STATED EXERCISE> Look through the material below, count the lines containing the word "value", and state only the count.

:: RAW DATA

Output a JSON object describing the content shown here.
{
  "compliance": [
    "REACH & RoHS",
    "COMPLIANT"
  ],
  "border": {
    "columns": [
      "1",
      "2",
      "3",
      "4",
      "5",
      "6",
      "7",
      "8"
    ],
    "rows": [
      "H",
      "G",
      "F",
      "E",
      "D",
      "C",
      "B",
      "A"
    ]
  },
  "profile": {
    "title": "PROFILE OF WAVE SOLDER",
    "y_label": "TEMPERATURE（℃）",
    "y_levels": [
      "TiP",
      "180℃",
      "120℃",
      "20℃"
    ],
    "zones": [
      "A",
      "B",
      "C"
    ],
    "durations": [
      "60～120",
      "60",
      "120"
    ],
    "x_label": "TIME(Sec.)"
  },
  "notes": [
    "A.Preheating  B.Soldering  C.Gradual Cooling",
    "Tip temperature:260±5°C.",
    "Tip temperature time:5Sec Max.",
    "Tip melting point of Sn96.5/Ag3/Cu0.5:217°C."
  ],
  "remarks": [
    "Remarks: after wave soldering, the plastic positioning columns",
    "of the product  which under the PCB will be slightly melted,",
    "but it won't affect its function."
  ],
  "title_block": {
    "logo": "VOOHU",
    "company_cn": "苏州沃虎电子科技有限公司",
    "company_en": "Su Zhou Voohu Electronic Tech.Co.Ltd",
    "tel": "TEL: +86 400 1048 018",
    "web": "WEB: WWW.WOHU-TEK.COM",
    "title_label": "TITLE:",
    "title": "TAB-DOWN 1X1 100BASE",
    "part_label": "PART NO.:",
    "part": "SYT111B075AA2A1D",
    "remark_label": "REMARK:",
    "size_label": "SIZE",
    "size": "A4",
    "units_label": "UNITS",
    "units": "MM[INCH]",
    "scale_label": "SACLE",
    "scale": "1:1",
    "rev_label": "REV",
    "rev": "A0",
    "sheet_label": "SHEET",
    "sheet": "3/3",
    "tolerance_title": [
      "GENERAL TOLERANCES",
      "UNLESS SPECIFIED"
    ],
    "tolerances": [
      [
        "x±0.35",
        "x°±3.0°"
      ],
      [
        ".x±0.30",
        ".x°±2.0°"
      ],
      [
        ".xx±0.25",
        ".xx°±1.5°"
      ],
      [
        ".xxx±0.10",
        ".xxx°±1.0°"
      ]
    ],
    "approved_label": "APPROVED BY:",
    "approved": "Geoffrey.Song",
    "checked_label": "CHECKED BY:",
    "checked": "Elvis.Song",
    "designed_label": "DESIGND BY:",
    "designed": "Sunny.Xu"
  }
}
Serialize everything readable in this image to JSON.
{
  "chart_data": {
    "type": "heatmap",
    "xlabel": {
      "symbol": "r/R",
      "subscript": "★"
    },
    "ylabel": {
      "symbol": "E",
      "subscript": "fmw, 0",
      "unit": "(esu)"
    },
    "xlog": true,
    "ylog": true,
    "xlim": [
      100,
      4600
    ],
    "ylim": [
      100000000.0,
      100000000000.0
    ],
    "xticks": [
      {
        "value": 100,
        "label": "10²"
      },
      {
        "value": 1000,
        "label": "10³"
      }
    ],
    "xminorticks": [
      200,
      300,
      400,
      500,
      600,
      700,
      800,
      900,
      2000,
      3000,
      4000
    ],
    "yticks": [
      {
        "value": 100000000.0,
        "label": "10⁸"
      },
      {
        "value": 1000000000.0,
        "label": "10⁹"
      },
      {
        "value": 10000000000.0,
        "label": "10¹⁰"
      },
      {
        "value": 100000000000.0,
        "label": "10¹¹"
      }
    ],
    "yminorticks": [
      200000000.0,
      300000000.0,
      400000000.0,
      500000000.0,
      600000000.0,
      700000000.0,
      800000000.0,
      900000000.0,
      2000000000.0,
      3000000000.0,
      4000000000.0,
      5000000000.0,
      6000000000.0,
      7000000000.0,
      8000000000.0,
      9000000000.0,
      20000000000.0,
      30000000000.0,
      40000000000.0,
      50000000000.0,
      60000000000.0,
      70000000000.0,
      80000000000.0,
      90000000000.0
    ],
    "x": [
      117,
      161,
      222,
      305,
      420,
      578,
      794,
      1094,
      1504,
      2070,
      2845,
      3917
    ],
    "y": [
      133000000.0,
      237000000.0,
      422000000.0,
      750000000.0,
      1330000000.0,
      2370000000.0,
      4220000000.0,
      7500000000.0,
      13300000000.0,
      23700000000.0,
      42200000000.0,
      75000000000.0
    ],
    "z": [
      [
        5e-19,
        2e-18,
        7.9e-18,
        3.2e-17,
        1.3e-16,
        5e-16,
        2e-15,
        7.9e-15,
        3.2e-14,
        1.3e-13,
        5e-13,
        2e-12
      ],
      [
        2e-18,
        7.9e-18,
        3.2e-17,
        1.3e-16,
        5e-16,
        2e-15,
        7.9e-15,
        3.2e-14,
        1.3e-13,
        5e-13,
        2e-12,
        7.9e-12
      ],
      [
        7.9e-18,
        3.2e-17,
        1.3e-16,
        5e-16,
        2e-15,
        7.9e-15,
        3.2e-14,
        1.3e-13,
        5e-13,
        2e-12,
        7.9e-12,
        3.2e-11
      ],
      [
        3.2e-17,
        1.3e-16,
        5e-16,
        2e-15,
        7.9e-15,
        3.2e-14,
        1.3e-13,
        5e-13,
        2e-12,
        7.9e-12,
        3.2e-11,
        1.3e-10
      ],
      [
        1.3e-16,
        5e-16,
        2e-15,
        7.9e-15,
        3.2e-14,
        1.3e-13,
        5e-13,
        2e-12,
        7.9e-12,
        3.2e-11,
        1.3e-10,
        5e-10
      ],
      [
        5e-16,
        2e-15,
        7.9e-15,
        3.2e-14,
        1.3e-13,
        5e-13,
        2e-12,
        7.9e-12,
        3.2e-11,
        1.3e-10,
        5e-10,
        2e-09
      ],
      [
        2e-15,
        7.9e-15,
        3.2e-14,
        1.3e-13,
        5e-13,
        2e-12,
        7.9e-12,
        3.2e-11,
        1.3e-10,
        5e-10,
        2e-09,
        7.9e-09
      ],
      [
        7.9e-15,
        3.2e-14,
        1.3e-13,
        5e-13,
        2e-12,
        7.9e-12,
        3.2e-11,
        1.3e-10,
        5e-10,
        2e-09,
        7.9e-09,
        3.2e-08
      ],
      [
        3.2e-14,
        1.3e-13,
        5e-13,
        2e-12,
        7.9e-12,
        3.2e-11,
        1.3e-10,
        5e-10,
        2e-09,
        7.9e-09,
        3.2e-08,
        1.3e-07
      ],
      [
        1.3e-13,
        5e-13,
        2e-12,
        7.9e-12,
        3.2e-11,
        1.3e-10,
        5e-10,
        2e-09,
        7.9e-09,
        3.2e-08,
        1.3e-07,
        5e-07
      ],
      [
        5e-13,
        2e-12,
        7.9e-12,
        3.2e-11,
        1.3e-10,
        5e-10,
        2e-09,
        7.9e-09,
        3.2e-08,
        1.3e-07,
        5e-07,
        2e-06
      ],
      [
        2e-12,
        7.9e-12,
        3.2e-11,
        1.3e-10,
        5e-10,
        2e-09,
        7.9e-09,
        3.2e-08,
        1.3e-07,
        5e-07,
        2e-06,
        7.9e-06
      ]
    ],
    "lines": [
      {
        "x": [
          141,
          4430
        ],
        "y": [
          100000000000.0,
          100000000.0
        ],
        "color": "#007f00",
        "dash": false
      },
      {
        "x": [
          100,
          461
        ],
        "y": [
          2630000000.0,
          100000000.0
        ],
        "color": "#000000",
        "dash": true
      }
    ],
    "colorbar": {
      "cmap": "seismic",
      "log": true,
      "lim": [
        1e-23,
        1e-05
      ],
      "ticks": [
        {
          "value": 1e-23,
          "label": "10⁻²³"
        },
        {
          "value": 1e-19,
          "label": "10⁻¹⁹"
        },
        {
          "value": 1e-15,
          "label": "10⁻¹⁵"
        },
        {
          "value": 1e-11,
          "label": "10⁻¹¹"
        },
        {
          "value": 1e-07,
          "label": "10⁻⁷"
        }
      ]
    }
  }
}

::::

SOLUTION> 11